Print the listing below exactly.

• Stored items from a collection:
[Start]

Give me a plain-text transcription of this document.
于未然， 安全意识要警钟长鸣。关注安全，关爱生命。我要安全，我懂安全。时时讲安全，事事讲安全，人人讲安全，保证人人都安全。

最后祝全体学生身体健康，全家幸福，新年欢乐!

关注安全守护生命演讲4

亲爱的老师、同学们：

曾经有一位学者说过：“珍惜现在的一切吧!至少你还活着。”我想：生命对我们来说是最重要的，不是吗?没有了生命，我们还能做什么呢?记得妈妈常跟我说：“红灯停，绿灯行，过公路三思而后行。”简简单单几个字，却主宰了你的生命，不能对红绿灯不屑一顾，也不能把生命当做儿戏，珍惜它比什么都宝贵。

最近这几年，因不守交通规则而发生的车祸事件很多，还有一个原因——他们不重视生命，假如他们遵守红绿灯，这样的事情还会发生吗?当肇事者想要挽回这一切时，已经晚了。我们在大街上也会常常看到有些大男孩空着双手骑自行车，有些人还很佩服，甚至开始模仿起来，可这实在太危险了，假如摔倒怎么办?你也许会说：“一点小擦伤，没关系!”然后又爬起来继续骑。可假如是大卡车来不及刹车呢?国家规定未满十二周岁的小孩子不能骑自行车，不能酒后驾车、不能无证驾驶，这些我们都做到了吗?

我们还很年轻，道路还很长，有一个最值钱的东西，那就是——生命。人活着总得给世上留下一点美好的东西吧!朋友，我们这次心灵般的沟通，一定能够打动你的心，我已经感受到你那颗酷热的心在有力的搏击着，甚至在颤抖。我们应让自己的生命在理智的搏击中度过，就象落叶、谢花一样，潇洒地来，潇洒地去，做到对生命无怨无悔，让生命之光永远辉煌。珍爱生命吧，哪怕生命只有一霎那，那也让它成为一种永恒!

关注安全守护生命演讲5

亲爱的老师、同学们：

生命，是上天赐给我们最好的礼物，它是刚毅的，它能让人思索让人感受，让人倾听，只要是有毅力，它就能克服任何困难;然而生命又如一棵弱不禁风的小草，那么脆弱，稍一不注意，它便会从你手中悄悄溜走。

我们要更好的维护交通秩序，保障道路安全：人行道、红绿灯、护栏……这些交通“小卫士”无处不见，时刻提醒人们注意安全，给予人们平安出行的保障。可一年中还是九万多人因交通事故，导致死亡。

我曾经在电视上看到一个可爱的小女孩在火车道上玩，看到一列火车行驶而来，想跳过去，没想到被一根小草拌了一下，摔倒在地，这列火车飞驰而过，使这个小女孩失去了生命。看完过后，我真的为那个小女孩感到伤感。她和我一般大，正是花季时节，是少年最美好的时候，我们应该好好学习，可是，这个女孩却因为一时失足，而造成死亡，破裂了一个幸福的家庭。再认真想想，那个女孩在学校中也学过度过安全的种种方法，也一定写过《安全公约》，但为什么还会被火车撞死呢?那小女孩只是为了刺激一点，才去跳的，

[End]

• WRITTEN ANSWER:
Give me a plain-text transcription of this document.
于未然， 安全意识要警钟长鸣。关注安全，关爱生命。我要安全，我懂安全。时时讲安全，事事讲安全，人人讲安全，保证人人都安全。

最后祝全体学生身体健康，全家幸福，新年欢乐!

关注安全守护生命演讲4

亲爱的老师、同学们：

曾经有一位学者说过：“珍惜现在的一切吧!至少你还活着。”我想：生命对我们来说是最重要的，不是吗?没有了生命，我们还能做什么呢?记得妈妈常跟我说：“红灯停，绿灯行，过公路三思而后行。”简简单单几个字，却主宰了你的生命，不能对红绿灯不屑一顾，也不能把生命当做儿戏，珍惜它比什么都宝贵。

最近这几年，因不守交通规则而发生的车祸事件很多，还有一个原因——他们不重视生命，假如他们遵守红绿灯，这样的事情还会发生吗?当肇事者想要挽回这一切时，已经晚了。我们在大街上也会常常看到有些大男孩空着双手骑自行车，有些人还很佩服，甚至开始模仿起来，可这实在太危险了，假如摔倒怎么办?你也许会说：“一点小擦伤，没关系!”然后又爬起来继续骑。可假如是大卡车来不及刹车呢?国家规定未满十二周岁的小孩子不能骑自行车，不能酒后驾车、不能无证驾驶，这些我们都做到了吗?

我们还很年轻，道路还很长，有一个最值钱的东西，那就是——生命。人活着总得给世上留下一点美好的东西吧!朋友，我们这次心灵般的沟通，一定能够打动你的心，我已经感受到你那颗酷热的心在有力的搏击着，甚至在颤抖。我们应让自己的生命在理智的搏击中度过，就象落叶、谢花一样，潇洒地来，潇洒地去，做到对生命无怨无悔，让生命之光永远辉煌。珍爱生命吧，哪怕生命只有一霎那，那也让它成为一种永恒!

关注安全守护生命演讲5

亲爱的老师、同学们：

生命，是上天赐给我们最好的礼物，它是刚毅的，它能让人思索让人感受，让人倾听，只要是有毅力，它就能克服任何困难;然而生命又如一棵弱不禁风的小草，那么脆弱，稍一不注意，它便会从你手中悄悄溜走。

我们要更好的维护交通秩序，保障道路安全：人行道、红绿灯、护栏……这些交通“小卫士”无处不见，时刻提醒人们注意安全，给予人们平安出行的保障。可一年中还是九万多人因交通事故，导致死亡。

我曾经在电视上看到一个可爱的小女孩在火车道上玩，看到一列火车行驶而来，想跳过去，没想到被一根小草拌了一下，摔倒在地，这列火车飞驰而过，使这个小女孩失去了生命。看完过后，我真的为那个小女孩感到伤感。她和我一般大，正是花季时节，是少年最美好的时候，我们应该好好学习，可是，这个女孩却因为一时失足，而造成死亡，破裂了一个幸福的家庭。再认真想想，那个女孩在学校中也学过度过安全的种种方法，也一定写过《安全公约》，但为什么还会被火车撞死呢?那小女孩只是为了刺激一点，才去跳的，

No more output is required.